### Data in this exercise

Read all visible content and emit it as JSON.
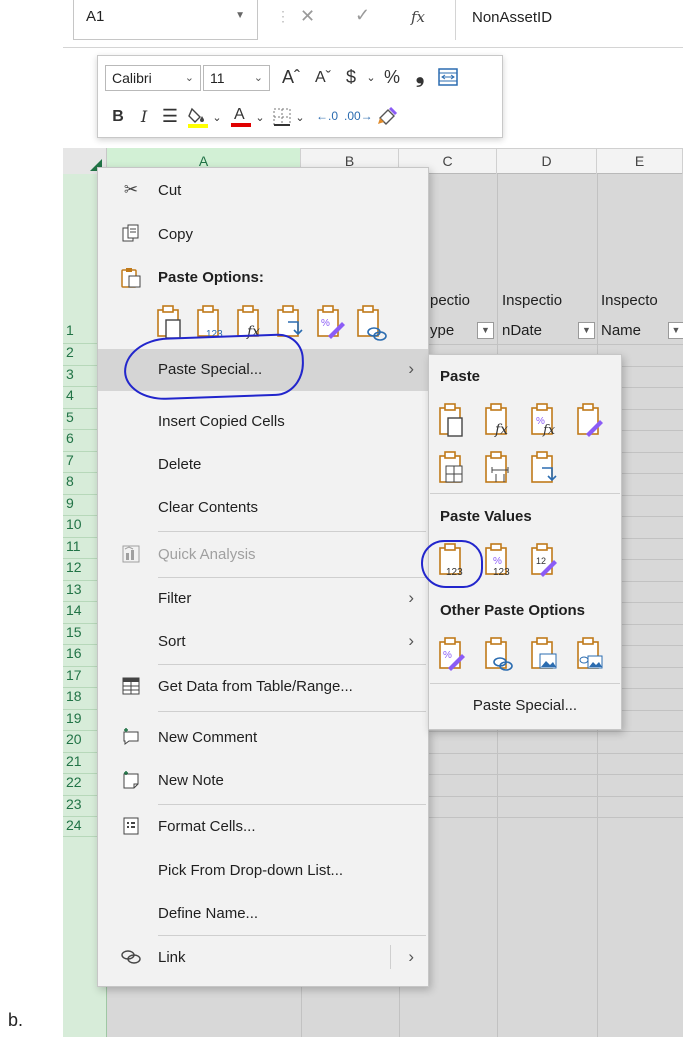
{
  "name_box": {
    "value": "A1"
  },
  "formula_bar": {
    "fx_label": "fx",
    "value": "NonAssetID"
  },
  "mini_toolbar": {
    "font_name": "Calibri",
    "font_size": "11",
    "increase_font": "Aˆ",
    "decrease_font": "Aˇ",
    "currency": "$",
    "percent": "%",
    "comma": "➉",
    "bold": "B",
    "italic": "I"
  },
  "columns": [
    {
      "label": "A",
      "selected": true
    },
    {
      "label": "B",
      "selected": false
    },
    {
      "label": "C",
      "selected": false
    },
    {
      "label": "D",
      "selected": false
    },
    {
      "label": "E",
      "selected": false
    }
  ],
  "rows": [
    "1",
    "2",
    "3",
    "4",
    "5",
    "6",
    "7",
    "8",
    "9",
    "10",
    "11",
    "12",
    "13",
    "14",
    "15",
    "16",
    "17",
    "18",
    "19",
    "20",
    "21",
    "22",
    "23",
    "24"
  ],
  "header_cells": {
    "c_top": "pectio",
    "c_bottom": "ype",
    "d_top": "Inspectio",
    "d_bottom": "nDate",
    "e_top": "Inspecto",
    "e_bottom": "Name"
  },
  "context_menu": {
    "cut": "Cut",
    "copy": "Copy",
    "paste_options": "Paste Options:",
    "paste_special": "Paste Special...",
    "insert_copied_cells": "Insert Copied Cells",
    "delete": "Delete",
    "clear_contents": "Clear Contents",
    "quick_analysis": "Quick Analysis",
    "filter": "Filter",
    "sort": "Sort",
    "get_data": "Get Data from Table/Range...",
    "new_comment": "New Comment",
    "new_note": "New Note",
    "format_cells": "Format Cells...",
    "pick_from_list": "Pick From Drop-down List...",
    "define_name": "Define Name...",
    "link": "Link"
  },
  "submenu": {
    "paste_header": "Paste",
    "paste_values_header": "Paste Values",
    "other_paste_header": "Other Paste Options",
    "paste_special": "Paste Special..."
  },
  "caption": "b.",
  "colors": {
    "excel_green": "#217346",
    "annotation_blue": "#2226cc",
    "paste_orange": "#c07a1a"
  }
}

######

## What the task requires:
Search the preceding listing for "Special", then copy every line that holds it.

## Solution:
    "paste_special": "Paste Special...",
    "paste_special": "Paste Special..."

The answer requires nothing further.